====== Records shown

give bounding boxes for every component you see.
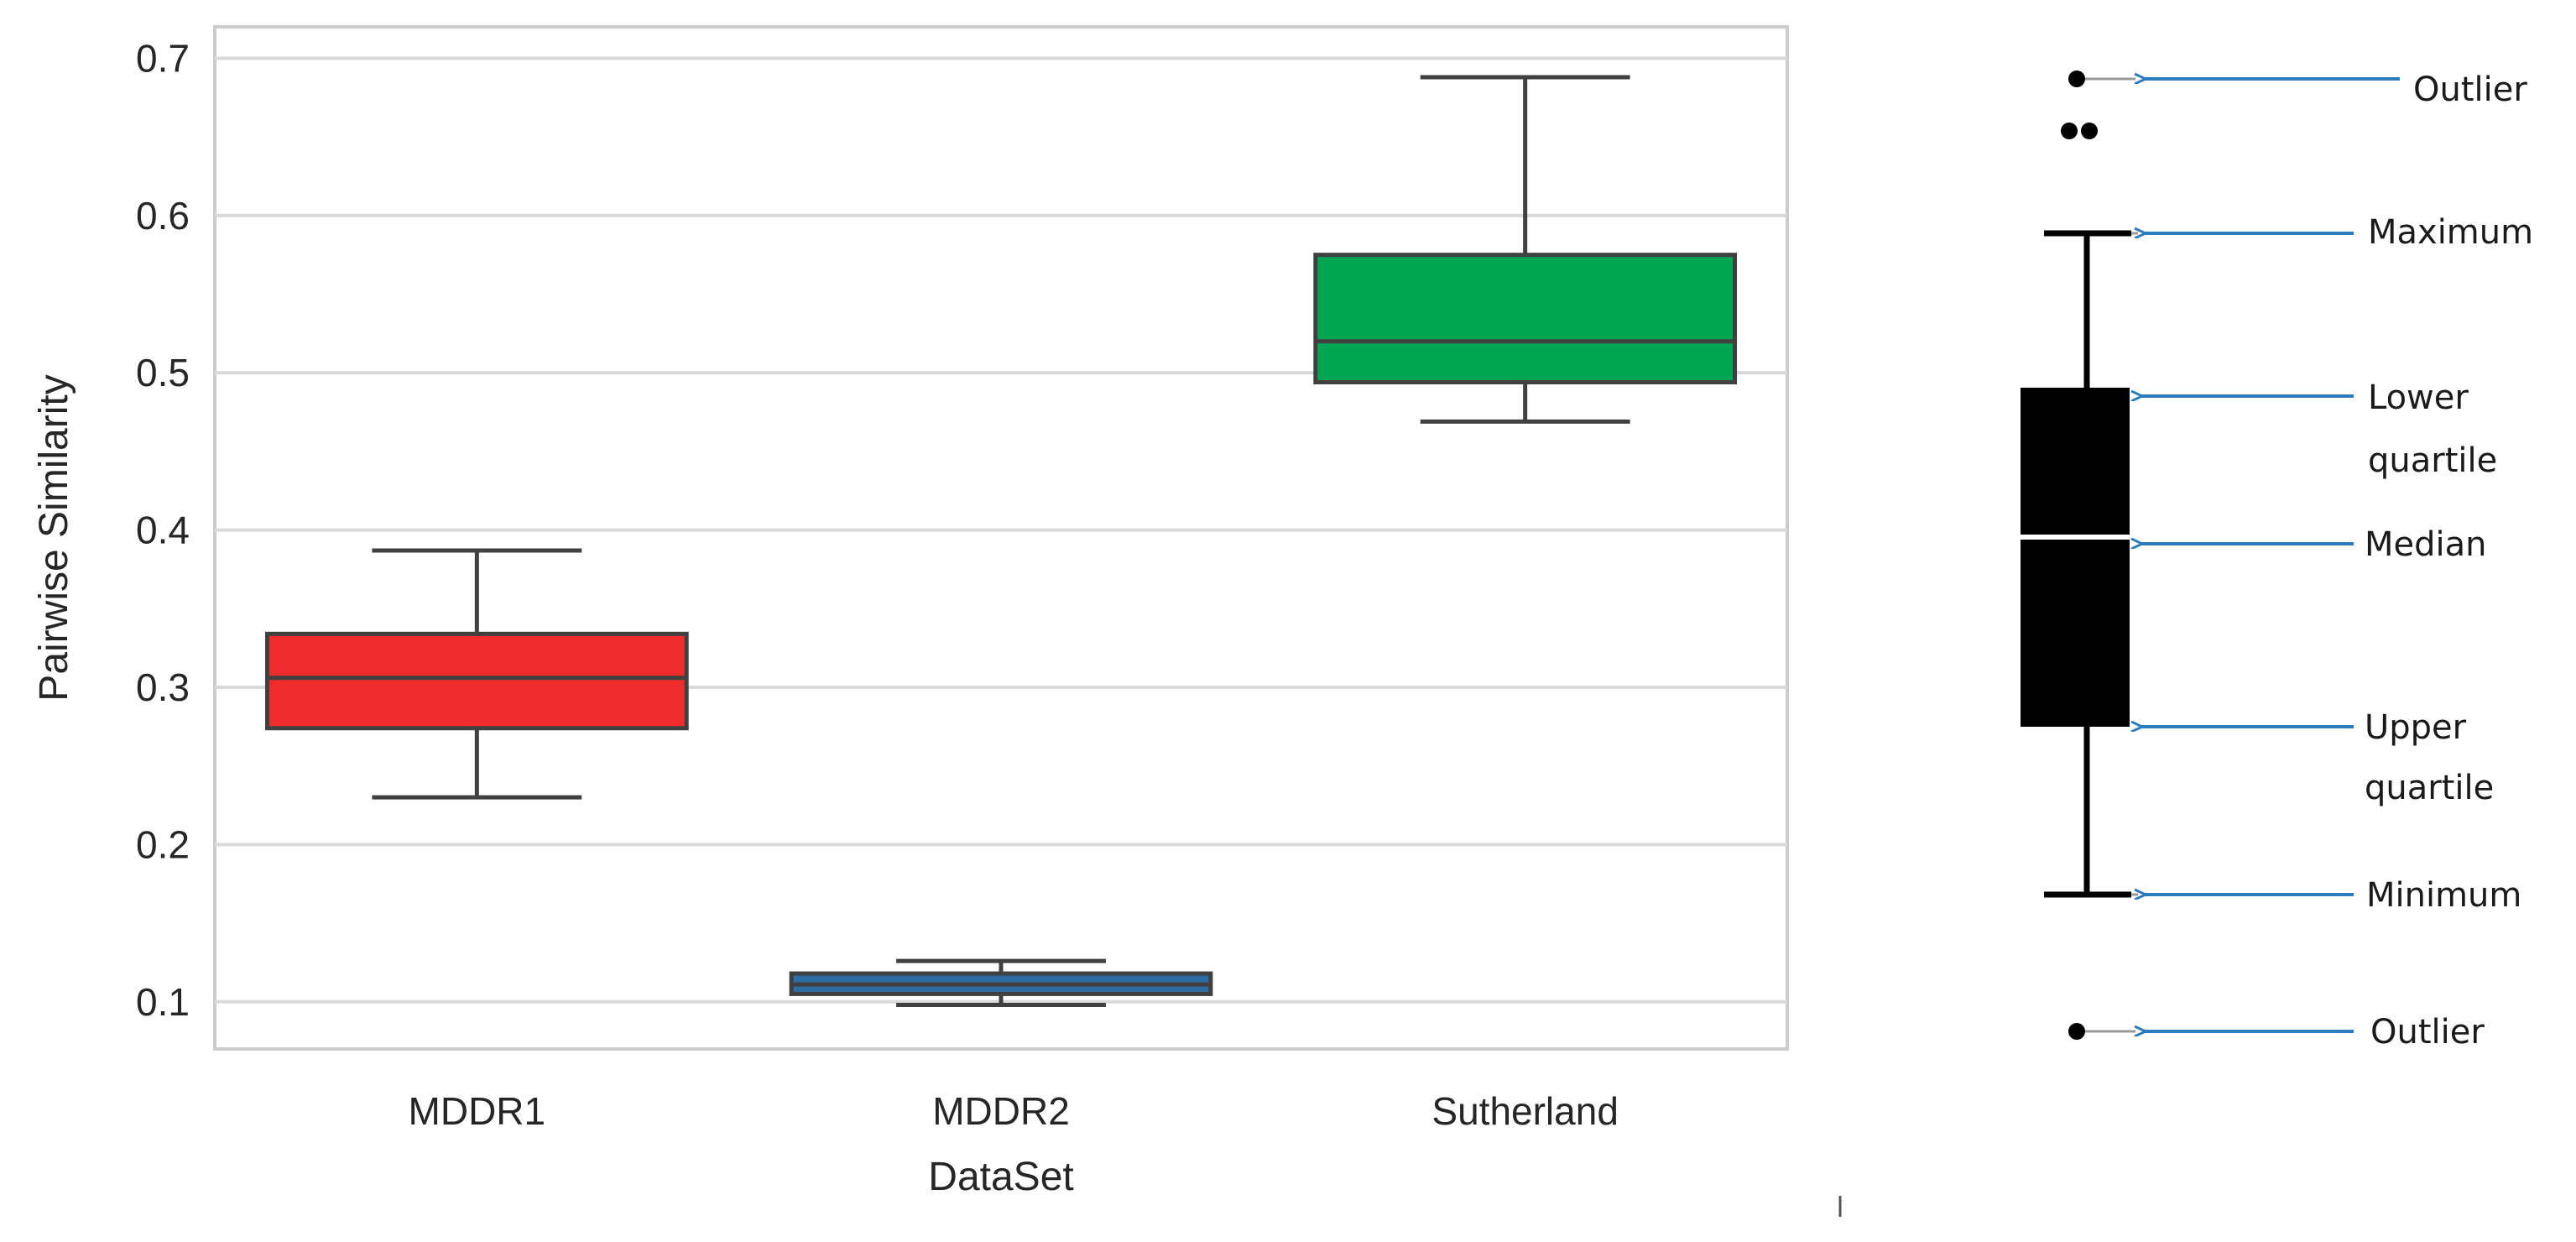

============
====== Records shown

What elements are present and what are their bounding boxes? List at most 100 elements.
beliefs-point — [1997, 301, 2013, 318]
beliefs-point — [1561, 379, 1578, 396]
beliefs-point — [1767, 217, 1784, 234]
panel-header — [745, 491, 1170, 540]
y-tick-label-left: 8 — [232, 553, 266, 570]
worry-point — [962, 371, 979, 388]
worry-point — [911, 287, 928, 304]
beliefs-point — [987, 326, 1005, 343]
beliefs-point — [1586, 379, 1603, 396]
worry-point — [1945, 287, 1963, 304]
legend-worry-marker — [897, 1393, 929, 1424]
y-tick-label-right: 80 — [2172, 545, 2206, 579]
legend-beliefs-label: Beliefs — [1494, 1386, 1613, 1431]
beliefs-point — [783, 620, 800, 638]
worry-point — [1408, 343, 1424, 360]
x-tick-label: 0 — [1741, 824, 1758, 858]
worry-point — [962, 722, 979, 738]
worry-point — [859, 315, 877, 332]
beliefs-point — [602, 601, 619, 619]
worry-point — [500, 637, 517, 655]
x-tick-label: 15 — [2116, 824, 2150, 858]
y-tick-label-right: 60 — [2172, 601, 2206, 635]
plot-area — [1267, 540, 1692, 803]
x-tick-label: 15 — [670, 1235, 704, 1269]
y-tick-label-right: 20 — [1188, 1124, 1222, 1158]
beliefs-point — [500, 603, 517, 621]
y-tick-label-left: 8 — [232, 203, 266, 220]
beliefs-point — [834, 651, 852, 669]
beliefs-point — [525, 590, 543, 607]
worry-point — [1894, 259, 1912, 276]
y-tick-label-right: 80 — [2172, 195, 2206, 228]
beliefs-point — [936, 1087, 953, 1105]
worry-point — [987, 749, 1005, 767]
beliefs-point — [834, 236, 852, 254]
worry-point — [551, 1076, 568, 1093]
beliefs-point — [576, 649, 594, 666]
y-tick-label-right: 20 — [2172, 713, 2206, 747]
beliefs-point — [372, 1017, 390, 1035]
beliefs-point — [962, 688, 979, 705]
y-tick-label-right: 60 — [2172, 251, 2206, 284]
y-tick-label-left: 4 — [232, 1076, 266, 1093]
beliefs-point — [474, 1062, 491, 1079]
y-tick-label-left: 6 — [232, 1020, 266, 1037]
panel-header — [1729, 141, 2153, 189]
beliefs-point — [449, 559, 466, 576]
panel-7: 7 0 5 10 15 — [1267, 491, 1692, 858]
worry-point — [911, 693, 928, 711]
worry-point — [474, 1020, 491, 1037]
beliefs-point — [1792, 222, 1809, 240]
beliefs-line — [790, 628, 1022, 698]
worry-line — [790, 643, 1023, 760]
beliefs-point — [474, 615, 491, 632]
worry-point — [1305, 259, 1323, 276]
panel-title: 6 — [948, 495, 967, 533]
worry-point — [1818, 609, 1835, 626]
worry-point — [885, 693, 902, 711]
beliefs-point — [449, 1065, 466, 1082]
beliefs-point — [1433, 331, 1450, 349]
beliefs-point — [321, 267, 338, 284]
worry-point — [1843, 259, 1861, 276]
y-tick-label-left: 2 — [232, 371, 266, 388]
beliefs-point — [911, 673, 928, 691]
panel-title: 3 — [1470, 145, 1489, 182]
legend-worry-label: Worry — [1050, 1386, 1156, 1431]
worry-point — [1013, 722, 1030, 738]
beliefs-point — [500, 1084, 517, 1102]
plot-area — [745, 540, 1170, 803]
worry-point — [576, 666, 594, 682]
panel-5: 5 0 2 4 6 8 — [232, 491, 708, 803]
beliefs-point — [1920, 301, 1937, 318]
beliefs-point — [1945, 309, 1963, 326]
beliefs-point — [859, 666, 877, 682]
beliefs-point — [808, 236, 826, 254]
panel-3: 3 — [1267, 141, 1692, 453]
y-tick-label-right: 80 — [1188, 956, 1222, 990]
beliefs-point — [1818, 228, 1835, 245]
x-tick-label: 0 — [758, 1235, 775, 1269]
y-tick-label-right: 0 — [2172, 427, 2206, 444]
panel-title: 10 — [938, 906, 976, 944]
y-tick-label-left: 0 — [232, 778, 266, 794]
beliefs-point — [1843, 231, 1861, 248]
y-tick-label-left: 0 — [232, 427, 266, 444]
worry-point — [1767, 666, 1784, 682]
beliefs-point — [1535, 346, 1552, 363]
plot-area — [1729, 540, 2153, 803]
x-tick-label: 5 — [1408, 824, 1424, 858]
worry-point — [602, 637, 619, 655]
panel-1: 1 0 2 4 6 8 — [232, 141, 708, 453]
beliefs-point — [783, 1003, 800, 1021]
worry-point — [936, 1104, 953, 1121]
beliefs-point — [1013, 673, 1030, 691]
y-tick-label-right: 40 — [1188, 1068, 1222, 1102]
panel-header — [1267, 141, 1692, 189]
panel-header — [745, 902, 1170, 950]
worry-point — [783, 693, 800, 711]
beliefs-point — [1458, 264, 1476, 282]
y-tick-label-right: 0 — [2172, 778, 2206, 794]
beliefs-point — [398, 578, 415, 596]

============

Repeat word for word the lines from the line containing "What elements are" through the line containing "y-tick-label-right: 20 — [2172, 713, 2206, 747]", including both of those lines.

_Answer to this exercise:_
What elements are present and what are their bounding boxes? List at most 100 elements.
beliefs-point — [1997, 301, 2013, 318]
beliefs-point — [1561, 379, 1578, 396]
beliefs-point — [1767, 217, 1784, 234]
panel-header — [745, 491, 1170, 540]
y-tick-label-left: 8 — [232, 553, 266, 570]
worry-point — [962, 371, 979, 388]
worry-point — [911, 287, 928, 304]
beliefs-point — [987, 326, 1005, 343]
beliefs-point — [1586, 379, 1603, 396]
worry-point — [1945, 287, 1963, 304]
legend-worry-marker — [897, 1393, 929, 1424]
y-tick-label-right: 80 — [2172, 545, 2206, 579]
legend-beliefs-label: Beliefs — [1494, 1386, 1613, 1431]
beliefs-point — [783, 620, 800, 638]
worry-point — [1408, 343, 1424, 360]
x-tick-label: 0 — [1741, 824, 1758, 858]
worry-point — [962, 722, 979, 738]
worry-point — [859, 315, 877, 332]
beliefs-point — [602, 601, 619, 619]
worry-point — [500, 637, 517, 655]
x-tick-label: 15 — [2116, 824, 2150, 858]
y-tick-label-right: 60 — [2172, 601, 2206, 635]
plot-area — [1267, 540, 1692, 803]
x-tick-label: 15 — [670, 1235, 704, 1269]
y-tick-label-right: 20 — [1188, 1124, 1222, 1158]
beliefs-point — [500, 603, 517, 621]
y-tick-label-left: 8 — [232, 203, 266, 220]
beliefs-point — [834, 651, 852, 669]
beliefs-point — [525, 590, 543, 607]
worry-point — [1894, 259, 1912, 276]
y-tick-label-right: 80 — [2172, 195, 2206, 228]
beliefs-point — [936, 1087, 953, 1105]
worry-point — [987, 749, 1005, 767]
beliefs-point — [834, 236, 852, 254]
worry-point — [551, 1076, 568, 1093]
beliefs-point — [576, 649, 594, 666]
y-tick-label-right: 20 — [2172, 713, 2206, 747]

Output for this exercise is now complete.